**SET PROBLEM:** Copy the lines verbatim from the first line of the records through the line with "heatmap-cell [133,244,139,251]", including both of those lines.

— Begin DATA —

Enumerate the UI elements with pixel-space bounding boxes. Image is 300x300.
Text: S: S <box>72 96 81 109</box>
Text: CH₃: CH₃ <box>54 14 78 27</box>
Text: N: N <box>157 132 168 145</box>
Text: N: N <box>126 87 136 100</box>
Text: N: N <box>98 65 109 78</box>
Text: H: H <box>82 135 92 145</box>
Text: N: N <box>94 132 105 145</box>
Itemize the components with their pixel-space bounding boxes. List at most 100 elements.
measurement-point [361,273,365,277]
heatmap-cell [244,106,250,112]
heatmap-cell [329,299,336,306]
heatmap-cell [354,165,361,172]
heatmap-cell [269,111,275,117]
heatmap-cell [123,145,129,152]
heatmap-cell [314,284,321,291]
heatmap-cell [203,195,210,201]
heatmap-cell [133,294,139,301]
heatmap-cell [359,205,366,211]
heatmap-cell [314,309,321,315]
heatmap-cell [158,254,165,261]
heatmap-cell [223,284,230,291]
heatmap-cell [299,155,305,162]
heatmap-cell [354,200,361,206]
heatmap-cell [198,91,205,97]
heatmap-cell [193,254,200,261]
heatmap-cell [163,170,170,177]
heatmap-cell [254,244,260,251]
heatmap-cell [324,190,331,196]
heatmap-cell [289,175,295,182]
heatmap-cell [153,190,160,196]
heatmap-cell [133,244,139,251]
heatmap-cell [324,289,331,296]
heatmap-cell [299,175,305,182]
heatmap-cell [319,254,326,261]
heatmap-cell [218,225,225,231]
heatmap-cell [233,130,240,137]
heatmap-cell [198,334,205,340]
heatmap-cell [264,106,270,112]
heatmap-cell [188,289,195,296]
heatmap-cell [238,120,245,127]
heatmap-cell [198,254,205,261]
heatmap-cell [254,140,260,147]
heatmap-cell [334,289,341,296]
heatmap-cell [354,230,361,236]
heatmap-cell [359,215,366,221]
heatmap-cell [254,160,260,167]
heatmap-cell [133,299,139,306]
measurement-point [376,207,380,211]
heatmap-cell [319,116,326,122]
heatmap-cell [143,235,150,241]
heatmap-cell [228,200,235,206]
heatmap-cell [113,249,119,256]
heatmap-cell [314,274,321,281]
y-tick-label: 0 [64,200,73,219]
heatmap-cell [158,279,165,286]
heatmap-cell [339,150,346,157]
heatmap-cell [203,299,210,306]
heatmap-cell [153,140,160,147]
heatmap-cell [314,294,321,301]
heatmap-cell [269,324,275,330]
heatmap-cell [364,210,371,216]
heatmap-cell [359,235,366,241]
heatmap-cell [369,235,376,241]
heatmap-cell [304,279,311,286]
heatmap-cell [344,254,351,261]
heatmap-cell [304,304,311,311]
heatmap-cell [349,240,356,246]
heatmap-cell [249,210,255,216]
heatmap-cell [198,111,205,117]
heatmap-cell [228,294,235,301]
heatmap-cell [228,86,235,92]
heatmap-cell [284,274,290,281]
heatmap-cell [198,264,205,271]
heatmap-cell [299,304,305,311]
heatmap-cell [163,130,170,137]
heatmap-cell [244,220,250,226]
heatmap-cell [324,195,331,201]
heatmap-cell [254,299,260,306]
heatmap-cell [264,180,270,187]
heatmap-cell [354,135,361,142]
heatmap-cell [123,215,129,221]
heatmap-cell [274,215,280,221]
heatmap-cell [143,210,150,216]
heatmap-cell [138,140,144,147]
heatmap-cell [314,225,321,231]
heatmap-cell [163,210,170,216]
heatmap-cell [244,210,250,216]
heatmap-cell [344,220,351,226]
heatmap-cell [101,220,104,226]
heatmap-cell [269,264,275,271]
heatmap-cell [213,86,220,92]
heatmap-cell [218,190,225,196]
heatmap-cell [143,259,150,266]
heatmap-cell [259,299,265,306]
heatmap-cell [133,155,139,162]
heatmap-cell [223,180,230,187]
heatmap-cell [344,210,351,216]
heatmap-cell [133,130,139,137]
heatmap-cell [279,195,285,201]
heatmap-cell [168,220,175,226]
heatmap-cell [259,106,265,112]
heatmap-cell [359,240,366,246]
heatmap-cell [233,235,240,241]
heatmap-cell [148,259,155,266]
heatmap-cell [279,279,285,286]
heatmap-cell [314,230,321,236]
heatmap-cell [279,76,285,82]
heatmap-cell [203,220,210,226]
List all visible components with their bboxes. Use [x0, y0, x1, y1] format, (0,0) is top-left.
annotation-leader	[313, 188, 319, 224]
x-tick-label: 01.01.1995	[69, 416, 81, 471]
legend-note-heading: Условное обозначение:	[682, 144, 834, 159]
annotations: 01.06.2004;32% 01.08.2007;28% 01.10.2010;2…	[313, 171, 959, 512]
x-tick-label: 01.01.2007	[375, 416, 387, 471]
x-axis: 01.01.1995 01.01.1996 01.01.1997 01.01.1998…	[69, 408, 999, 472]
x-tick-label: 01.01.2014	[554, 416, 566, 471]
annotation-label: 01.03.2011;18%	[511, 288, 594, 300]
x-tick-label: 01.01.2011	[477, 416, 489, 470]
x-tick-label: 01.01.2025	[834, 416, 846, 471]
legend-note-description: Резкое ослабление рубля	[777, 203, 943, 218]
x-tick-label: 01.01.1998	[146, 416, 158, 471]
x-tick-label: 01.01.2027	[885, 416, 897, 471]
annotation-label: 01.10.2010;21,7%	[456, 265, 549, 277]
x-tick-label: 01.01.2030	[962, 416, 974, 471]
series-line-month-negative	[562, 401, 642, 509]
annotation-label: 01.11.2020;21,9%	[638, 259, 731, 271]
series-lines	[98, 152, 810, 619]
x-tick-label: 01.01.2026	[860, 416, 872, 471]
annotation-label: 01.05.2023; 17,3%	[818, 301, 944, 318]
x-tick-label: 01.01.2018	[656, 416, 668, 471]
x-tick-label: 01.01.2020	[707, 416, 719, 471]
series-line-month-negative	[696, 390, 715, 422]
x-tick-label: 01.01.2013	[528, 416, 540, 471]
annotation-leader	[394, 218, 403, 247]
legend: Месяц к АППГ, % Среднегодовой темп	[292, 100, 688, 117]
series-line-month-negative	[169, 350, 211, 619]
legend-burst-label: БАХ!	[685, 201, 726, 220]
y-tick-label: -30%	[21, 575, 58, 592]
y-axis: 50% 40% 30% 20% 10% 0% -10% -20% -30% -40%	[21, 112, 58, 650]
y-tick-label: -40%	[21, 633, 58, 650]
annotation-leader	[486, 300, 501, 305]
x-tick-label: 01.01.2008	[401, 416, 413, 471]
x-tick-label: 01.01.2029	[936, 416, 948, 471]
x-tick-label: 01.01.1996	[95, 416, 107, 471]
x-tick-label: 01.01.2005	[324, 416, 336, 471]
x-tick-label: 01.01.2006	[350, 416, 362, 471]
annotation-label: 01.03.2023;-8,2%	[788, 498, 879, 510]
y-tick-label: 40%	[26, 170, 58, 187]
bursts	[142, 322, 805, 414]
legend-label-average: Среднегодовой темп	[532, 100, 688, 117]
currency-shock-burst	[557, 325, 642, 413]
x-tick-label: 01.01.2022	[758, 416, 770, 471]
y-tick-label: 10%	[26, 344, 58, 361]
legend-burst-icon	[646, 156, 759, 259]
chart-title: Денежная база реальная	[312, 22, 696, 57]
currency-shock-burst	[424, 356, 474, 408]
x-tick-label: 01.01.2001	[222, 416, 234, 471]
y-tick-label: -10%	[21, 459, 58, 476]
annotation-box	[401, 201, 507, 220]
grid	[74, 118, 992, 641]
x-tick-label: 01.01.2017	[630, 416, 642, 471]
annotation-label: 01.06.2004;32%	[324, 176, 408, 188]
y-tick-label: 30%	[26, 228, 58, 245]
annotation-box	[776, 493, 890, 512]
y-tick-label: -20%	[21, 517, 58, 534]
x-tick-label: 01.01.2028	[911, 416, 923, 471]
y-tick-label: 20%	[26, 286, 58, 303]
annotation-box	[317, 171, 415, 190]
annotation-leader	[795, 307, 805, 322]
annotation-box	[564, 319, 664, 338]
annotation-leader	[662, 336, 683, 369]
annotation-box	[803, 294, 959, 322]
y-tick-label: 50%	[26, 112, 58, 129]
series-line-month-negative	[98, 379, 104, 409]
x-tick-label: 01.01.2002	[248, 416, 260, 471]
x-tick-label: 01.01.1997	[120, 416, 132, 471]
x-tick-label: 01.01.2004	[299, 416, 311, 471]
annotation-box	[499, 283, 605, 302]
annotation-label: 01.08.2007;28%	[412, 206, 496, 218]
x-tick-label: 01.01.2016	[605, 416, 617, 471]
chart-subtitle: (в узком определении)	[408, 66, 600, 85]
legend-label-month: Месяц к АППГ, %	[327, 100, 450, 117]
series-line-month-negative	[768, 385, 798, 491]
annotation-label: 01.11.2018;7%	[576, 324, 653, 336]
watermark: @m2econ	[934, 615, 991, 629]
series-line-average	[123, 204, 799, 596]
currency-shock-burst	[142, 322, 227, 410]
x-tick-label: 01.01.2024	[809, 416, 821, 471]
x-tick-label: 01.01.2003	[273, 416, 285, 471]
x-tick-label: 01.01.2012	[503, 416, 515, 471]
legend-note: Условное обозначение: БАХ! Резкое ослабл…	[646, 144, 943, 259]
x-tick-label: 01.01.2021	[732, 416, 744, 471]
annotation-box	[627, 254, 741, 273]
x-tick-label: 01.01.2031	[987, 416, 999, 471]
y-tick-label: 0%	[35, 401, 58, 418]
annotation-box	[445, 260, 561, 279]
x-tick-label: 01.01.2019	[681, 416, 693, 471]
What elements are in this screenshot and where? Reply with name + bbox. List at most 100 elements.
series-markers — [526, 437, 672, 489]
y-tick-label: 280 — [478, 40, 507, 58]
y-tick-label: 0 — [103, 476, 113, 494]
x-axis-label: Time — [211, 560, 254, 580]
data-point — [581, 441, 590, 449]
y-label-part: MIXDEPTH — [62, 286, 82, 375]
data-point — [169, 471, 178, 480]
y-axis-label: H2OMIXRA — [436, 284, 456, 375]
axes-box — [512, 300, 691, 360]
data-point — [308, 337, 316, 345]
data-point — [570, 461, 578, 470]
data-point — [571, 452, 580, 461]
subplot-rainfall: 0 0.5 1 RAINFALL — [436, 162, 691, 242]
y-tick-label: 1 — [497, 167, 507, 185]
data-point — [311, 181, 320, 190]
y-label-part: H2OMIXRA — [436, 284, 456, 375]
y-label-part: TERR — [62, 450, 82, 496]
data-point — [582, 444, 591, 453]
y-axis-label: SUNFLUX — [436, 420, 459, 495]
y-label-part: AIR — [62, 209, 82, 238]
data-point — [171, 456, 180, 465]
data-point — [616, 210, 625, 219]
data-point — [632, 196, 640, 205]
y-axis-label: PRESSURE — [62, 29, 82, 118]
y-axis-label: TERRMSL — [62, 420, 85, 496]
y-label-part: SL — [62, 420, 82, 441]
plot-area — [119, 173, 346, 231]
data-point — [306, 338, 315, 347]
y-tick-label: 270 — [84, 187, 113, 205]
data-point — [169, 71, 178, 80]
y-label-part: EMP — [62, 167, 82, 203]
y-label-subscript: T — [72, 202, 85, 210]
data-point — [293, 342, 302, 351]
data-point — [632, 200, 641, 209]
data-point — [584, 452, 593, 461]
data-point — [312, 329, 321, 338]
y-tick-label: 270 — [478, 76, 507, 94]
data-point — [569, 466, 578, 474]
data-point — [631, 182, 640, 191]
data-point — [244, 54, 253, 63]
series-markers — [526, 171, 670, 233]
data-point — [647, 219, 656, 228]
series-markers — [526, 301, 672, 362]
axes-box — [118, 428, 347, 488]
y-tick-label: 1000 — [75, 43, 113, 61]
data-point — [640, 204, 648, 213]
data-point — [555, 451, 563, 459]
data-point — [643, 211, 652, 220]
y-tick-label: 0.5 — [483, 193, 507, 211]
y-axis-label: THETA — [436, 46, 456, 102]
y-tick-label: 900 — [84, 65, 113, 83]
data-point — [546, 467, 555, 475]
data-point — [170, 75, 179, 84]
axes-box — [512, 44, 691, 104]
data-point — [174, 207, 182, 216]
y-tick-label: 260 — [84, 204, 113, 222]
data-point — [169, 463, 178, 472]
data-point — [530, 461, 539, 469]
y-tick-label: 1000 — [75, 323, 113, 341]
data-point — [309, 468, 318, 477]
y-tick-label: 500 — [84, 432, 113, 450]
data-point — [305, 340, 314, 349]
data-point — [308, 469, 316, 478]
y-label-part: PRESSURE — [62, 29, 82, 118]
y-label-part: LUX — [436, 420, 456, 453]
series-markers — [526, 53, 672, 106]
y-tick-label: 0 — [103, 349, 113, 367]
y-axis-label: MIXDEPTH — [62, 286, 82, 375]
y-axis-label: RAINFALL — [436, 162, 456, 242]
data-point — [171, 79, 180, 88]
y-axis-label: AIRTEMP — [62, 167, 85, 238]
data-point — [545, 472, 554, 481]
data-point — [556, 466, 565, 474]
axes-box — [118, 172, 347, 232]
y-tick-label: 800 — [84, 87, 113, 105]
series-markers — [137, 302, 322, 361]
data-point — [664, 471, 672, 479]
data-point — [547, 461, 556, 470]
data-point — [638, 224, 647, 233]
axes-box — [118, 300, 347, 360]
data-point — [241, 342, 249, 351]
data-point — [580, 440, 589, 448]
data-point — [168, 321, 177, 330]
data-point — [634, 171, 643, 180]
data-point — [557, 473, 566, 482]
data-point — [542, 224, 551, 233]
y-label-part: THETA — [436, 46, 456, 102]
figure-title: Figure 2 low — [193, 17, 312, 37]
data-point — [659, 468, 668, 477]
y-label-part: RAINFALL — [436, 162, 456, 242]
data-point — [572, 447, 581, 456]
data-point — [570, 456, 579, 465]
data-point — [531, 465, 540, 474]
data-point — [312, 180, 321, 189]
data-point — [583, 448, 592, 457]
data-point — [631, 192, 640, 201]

— End DATA —

**ANSWER BELOW:**
Enumerate the UI elements with pixel-space bounding boxes. Image is 300x300.
Text: S: S <box>72 96 81 109</box>
Text: CH₃: CH₃ <box>54 14 78 27</box>
Text: N: N <box>157 132 168 145</box>
Text: N: N <box>126 87 136 100</box>
Text: N: N <box>98 65 109 78</box>
Text: H: H <box>82 135 92 145</box>
Text: N: N <box>94 132 105 145</box>
Itemize the components with their pixel-space bounding boxes. List at most 100 elements.
measurement-point [361,273,365,277]
heatmap-cell [244,106,250,112]
heatmap-cell [329,299,336,306]
heatmap-cell [354,165,361,172]
heatmap-cell [269,111,275,117]
heatmap-cell [123,145,129,152]
heatmap-cell [314,284,321,291]
heatmap-cell [203,195,210,201]
heatmap-cell [133,294,139,301]
heatmap-cell [359,205,366,211]
heatmap-cell [314,309,321,315]
heatmap-cell [158,254,165,261]
heatmap-cell [223,284,230,291]
heatmap-cell [299,155,305,162]
heatmap-cell [354,200,361,206]
heatmap-cell [198,91,205,97]
heatmap-cell [193,254,200,261]
heatmap-cell [163,170,170,177]
heatmap-cell [254,244,260,251]
heatmap-cell [324,190,331,196]
heatmap-cell [289,175,295,182]
heatmap-cell [153,190,160,196]
heatmap-cell [133,244,139,251]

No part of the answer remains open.